§ **Task to complete**: Find, in the records below, the line that contains "Transcribe this image's" and the line that contains "Enumerate this screenshot's". Copy those two lines and everything between them exactly, but not the pictures.

§ **Exercise material**:
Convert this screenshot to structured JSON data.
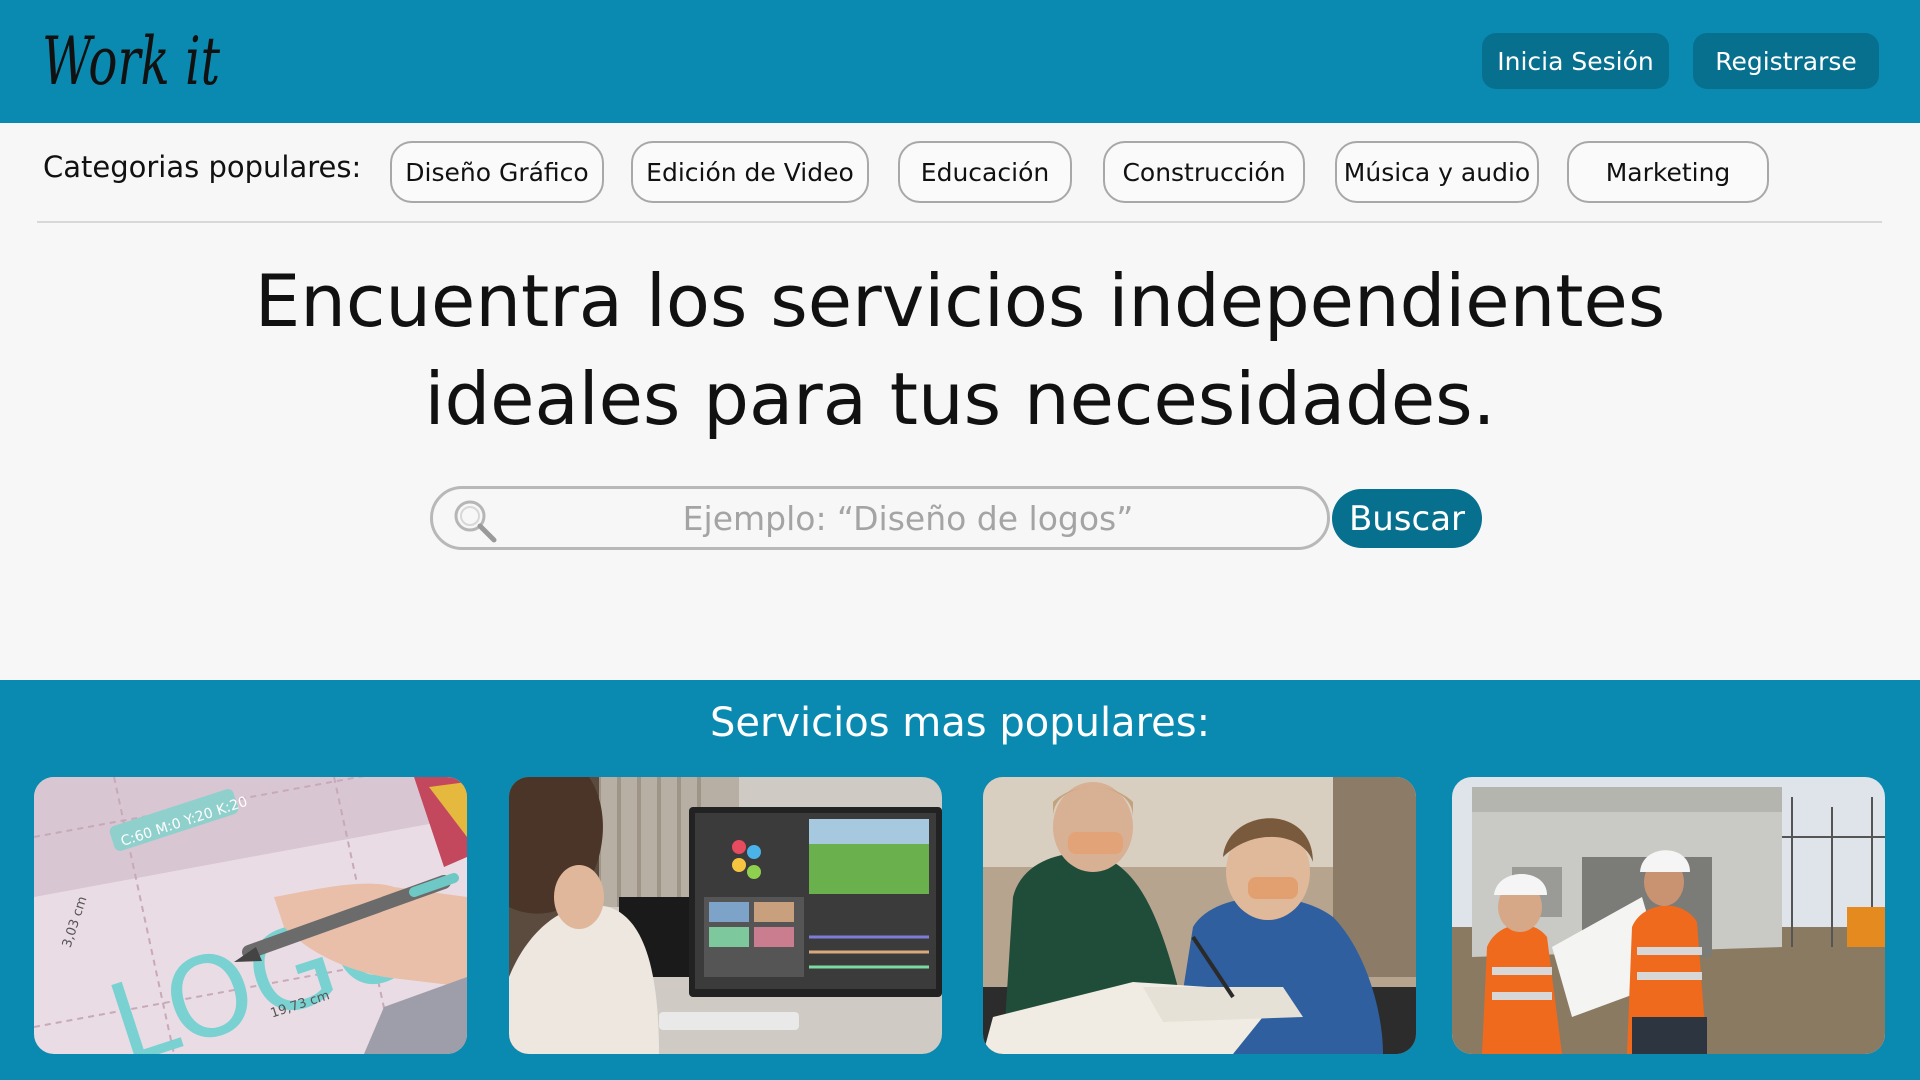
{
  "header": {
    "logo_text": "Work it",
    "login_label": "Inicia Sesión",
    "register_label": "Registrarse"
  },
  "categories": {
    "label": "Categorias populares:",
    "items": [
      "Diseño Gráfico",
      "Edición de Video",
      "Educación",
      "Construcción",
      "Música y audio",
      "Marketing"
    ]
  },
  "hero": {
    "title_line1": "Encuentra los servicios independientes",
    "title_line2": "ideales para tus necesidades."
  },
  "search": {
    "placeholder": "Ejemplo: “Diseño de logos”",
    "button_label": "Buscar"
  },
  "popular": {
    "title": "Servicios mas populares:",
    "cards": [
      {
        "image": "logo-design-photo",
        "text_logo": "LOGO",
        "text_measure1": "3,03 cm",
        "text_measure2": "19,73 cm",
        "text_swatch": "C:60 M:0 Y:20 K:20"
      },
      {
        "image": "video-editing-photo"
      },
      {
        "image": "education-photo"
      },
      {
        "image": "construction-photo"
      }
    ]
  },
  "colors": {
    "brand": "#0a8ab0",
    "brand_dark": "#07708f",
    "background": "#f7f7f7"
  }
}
==
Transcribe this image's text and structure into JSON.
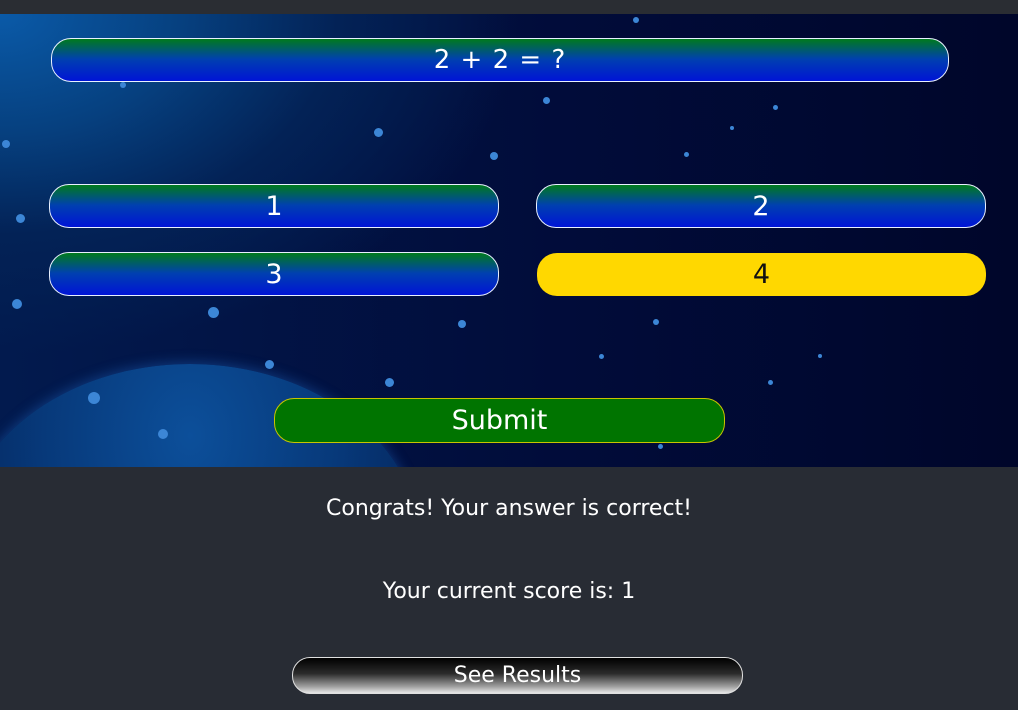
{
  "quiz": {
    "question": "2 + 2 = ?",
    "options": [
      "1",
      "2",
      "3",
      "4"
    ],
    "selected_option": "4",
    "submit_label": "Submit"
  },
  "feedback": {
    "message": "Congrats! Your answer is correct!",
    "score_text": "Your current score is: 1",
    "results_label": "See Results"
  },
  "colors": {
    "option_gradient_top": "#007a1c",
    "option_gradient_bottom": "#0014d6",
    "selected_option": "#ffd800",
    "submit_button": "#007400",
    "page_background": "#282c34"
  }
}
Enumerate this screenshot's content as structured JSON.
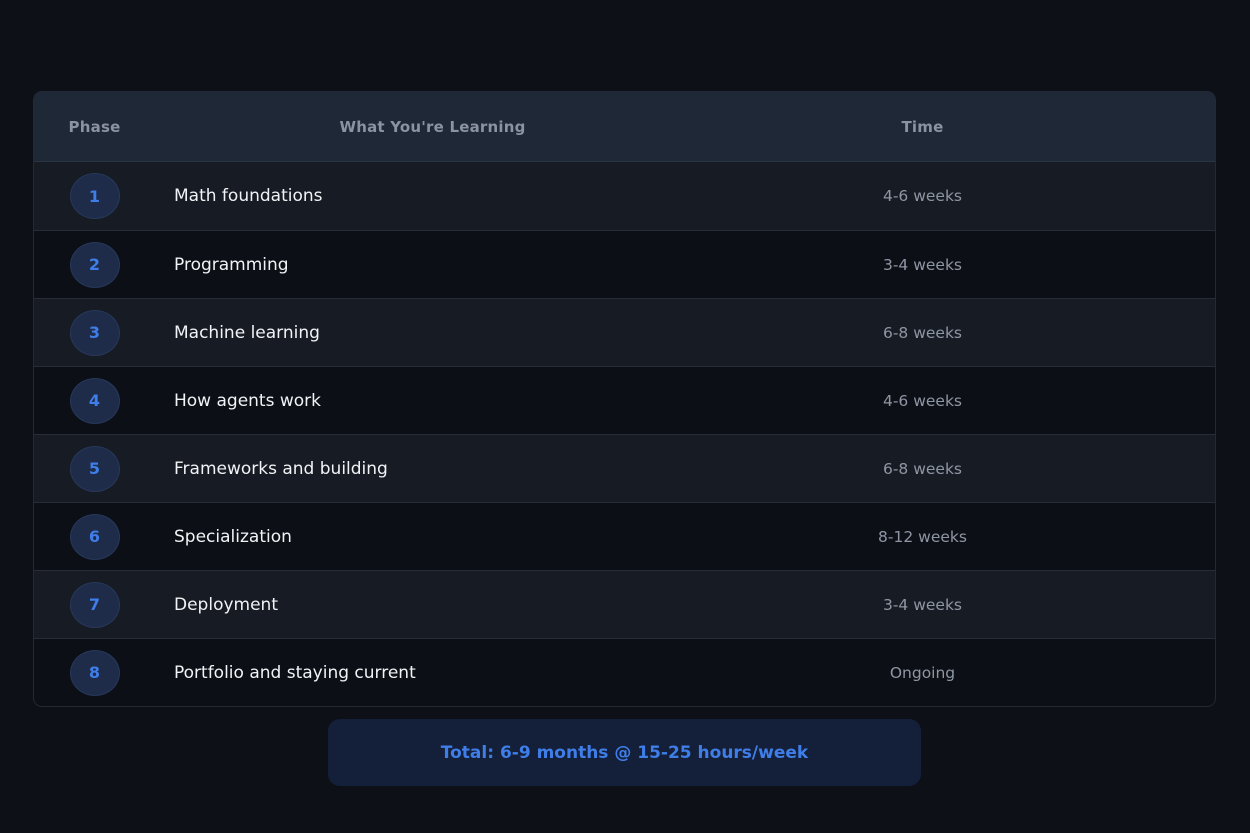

§ **Output of the exercise**:
Transcribe this image's text and structure into JSON.
{
  "quiz": {
    "question": "2 + 2 = ?",
    "options": [
      "1",
      "2",
      "3",
      "4"
    ],
    "selected_option": "4",
    "submit_label": "Submit"
  },
  "feedback": {
    "message": "Congrats! Your answer is correct!",
    "score_text": "Your current score is: 1",
    "results_label": "See Results"
  },
  "colors": {
    "option_gradient_top": "#007a1c",
    "option_gradient_bottom": "#0014d6",
    "selected_option": "#ffd800",
    "submit_button": "#007400",
    "page_background": "#282c34"
  }
}
Enumerate this screenshot's content as structured JSON.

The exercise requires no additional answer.